## Task goal
Review the lines that follow and copy each one that contains the word "DDoS".
::::::::::
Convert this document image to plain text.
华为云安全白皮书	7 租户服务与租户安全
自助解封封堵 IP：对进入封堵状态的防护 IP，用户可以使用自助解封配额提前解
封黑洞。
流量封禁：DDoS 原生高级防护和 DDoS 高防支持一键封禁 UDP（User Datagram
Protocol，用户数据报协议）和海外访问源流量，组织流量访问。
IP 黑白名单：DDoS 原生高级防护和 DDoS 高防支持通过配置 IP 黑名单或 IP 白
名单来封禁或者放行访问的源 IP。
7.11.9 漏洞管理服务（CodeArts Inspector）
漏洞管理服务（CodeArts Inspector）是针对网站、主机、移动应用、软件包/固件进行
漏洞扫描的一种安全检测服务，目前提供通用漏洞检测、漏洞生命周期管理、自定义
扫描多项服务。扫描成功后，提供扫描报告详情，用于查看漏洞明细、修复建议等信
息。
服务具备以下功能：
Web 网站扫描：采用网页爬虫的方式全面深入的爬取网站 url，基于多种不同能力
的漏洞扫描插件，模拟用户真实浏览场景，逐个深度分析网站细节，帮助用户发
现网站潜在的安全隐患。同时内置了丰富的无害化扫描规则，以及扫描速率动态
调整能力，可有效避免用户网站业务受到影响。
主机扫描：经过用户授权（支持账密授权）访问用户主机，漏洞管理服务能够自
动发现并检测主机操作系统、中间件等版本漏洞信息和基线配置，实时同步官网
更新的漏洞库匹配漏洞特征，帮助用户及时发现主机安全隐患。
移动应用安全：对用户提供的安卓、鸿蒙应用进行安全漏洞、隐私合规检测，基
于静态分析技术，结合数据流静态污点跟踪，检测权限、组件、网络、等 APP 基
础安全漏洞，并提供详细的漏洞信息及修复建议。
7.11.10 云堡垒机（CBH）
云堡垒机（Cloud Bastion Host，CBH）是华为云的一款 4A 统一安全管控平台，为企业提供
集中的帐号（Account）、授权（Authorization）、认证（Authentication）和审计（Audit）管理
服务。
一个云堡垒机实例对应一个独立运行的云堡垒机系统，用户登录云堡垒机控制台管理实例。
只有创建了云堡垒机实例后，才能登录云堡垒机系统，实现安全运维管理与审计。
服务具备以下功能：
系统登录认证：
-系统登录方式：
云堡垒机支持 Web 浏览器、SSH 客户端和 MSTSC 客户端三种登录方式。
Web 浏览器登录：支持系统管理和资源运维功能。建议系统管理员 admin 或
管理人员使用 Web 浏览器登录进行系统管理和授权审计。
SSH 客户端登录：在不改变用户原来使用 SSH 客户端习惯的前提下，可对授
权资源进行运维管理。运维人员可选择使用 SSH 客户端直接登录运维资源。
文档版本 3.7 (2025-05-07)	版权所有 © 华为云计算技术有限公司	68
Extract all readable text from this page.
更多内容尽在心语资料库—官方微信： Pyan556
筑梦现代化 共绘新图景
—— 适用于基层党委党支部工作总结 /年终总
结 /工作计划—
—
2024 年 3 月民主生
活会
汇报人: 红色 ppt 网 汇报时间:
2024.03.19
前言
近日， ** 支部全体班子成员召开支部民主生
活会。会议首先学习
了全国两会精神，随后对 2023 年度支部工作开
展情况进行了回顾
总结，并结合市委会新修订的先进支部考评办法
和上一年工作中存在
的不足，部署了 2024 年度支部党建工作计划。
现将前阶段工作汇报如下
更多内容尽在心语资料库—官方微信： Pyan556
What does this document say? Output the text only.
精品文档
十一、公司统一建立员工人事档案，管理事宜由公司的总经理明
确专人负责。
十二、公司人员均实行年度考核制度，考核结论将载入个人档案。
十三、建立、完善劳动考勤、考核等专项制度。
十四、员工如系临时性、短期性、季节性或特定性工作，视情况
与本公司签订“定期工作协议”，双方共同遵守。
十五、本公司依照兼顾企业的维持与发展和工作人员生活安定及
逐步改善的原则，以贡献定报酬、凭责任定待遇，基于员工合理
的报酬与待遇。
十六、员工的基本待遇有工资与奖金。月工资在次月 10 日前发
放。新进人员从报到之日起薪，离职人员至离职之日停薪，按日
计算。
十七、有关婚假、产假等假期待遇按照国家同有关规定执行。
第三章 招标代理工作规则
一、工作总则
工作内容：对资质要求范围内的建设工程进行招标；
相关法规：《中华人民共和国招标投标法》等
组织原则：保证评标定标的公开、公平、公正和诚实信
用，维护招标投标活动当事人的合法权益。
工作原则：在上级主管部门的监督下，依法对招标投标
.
::::::::::
## Answer to the task
流量封禁：DDoS 原生高级防护和 DDoS 高防支持一键封禁 UDP（User Datagram
IP 黑白名单：DDoS 原生高级防护和 DDoS 高防支持通过配置 IP 黑名单或 IP 白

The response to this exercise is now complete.